[Dataset rows about figures]

┌──

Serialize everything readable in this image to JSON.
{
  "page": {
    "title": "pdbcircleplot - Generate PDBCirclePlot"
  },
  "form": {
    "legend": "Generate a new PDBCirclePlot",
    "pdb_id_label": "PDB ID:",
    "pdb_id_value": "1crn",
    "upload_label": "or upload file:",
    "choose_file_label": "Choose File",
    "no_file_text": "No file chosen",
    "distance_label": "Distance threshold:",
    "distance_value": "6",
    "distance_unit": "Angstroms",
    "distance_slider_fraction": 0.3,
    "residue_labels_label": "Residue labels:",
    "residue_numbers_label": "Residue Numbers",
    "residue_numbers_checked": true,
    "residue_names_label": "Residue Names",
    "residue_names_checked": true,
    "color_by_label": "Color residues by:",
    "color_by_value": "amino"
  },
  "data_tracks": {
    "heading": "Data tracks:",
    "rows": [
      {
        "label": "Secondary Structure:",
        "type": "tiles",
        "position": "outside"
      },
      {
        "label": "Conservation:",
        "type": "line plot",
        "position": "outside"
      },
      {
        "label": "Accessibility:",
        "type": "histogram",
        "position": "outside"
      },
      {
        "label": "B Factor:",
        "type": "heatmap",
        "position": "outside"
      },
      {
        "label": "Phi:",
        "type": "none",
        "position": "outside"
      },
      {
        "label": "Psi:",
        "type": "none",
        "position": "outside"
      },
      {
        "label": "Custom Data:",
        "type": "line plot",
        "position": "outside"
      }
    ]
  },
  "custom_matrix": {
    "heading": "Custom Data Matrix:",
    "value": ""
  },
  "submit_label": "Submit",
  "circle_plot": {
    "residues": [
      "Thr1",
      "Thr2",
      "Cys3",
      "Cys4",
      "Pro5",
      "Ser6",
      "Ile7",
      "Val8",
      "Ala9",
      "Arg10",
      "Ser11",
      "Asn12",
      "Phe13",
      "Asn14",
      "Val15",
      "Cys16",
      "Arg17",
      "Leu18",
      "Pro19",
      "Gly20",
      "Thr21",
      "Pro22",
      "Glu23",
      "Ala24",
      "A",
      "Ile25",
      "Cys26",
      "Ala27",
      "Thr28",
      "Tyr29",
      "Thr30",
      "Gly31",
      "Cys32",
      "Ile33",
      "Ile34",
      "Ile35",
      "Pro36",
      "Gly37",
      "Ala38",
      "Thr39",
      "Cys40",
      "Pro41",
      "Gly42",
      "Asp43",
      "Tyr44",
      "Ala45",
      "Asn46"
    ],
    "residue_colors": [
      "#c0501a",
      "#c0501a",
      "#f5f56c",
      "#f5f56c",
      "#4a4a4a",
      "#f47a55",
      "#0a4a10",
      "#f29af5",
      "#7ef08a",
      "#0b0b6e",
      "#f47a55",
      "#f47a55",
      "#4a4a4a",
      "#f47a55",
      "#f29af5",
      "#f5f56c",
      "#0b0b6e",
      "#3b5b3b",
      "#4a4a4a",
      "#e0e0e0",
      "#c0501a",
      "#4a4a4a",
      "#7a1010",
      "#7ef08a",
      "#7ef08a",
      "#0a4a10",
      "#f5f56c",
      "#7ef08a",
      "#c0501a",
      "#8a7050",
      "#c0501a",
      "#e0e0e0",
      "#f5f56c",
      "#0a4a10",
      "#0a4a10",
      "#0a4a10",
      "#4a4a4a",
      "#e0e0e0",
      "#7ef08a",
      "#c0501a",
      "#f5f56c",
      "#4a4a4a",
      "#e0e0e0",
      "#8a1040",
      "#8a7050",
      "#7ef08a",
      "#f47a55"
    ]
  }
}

└──

Using the records above, list each line that includes "PDBCirclePlot".

**The response:**
    "title": "pdbcircleplot - Generate PDBCirclePlot"
    "legend": "Generate a new PDBCirclePlot",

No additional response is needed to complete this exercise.